── Dataset content

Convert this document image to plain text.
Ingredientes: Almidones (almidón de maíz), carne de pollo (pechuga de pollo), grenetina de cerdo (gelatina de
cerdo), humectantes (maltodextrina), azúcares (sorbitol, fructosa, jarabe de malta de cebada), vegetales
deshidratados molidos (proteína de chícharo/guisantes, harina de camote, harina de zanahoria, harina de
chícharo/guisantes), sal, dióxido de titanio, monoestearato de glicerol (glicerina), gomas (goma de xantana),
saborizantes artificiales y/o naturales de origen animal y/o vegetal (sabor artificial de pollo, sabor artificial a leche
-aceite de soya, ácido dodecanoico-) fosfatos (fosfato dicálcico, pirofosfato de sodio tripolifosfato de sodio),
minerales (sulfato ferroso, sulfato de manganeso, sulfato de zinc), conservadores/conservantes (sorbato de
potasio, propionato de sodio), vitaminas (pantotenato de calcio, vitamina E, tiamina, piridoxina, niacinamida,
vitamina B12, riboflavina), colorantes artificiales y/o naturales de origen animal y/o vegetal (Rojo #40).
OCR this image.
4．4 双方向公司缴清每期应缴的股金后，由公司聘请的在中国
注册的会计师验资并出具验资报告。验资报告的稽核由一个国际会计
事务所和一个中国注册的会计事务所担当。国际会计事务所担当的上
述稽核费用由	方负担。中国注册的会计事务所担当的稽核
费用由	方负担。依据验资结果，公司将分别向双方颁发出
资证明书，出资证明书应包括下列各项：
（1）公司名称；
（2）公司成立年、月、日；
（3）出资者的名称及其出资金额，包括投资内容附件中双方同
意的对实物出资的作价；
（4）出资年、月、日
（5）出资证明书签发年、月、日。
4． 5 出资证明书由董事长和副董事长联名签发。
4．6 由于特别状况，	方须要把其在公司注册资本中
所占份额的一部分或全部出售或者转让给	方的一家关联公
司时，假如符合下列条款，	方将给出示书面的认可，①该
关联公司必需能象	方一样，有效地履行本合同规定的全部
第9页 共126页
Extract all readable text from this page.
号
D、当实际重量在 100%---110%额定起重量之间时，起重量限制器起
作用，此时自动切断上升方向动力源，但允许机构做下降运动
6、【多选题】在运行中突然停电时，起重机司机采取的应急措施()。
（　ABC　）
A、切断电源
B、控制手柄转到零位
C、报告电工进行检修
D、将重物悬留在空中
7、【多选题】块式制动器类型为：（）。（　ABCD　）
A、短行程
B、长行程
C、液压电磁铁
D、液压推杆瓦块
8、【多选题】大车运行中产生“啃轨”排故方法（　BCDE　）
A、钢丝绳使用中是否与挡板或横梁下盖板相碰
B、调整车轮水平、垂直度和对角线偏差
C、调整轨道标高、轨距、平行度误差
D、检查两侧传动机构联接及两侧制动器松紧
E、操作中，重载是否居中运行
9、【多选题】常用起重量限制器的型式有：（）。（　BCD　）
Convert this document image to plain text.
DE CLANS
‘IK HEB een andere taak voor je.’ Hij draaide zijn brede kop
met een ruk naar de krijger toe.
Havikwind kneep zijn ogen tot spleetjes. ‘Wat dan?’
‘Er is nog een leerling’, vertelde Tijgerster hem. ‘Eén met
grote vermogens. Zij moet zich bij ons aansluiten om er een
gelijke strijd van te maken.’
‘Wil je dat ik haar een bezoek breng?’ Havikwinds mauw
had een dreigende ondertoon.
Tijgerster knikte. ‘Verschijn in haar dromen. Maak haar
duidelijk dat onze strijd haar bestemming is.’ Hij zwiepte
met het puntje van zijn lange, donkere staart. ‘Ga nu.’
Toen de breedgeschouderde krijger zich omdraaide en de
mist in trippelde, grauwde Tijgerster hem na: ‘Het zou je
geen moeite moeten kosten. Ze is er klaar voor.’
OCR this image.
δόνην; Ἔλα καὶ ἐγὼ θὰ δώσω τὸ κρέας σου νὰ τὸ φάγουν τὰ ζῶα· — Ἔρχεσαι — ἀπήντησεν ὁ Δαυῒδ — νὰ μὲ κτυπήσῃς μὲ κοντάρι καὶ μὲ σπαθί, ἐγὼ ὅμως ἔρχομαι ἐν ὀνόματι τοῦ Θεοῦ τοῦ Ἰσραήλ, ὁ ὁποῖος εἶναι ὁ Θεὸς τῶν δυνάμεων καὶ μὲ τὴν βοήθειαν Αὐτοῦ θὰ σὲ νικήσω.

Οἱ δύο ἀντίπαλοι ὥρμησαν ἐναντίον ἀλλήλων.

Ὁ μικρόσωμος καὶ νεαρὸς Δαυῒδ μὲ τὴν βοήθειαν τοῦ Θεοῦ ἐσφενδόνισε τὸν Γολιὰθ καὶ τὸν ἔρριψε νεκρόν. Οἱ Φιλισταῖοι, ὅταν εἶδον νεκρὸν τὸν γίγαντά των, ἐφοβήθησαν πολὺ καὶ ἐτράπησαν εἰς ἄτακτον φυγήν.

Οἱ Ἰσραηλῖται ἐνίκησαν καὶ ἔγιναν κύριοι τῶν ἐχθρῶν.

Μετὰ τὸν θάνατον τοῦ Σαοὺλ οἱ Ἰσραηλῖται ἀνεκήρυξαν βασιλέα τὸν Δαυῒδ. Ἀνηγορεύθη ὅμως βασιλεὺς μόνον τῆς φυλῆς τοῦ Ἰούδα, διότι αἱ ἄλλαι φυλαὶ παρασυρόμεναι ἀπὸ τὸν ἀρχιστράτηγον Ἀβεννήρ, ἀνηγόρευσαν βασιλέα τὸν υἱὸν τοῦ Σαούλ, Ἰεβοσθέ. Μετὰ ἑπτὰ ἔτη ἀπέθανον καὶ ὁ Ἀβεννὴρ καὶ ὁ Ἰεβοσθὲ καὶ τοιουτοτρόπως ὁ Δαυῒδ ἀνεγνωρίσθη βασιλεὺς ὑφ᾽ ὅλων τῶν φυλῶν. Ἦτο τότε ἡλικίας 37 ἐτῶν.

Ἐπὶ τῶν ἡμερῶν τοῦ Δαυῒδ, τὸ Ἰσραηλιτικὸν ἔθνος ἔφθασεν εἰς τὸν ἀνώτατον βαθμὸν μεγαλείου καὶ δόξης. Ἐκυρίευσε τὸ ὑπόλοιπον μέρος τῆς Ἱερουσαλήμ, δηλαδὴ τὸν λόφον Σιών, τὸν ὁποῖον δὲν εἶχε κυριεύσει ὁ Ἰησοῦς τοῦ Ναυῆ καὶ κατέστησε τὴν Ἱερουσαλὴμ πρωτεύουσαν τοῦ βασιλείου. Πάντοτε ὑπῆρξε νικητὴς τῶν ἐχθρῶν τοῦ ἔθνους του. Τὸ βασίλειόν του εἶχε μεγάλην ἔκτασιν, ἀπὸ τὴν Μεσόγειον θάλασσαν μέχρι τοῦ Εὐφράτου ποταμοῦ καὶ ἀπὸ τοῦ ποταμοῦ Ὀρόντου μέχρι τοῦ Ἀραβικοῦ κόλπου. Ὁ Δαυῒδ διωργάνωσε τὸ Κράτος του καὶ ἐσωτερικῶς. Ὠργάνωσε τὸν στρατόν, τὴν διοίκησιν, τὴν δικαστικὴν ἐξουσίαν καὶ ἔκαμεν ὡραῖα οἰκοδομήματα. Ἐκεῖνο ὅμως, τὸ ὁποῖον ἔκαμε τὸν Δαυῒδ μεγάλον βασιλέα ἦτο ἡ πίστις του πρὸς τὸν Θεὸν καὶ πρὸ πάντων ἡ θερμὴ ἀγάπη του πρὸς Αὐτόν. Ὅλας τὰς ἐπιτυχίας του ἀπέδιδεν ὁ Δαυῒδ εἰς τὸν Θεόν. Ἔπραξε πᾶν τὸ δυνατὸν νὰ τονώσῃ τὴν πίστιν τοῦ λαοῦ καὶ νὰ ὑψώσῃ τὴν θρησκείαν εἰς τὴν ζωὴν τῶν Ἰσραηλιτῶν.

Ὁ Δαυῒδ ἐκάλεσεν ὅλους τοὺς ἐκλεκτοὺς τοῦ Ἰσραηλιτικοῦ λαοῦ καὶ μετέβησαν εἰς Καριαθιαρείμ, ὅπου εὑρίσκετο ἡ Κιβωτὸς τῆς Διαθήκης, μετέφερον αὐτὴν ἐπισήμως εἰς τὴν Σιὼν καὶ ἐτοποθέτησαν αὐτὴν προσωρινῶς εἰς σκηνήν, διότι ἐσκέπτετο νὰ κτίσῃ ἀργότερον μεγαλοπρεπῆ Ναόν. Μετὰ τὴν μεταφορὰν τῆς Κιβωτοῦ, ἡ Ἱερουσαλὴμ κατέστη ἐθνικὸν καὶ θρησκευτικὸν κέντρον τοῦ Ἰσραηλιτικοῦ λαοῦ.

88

────

**Exercise prompt:** How many of the lines above hold the word "sodio"? Give only that number.

**Expected output:** 2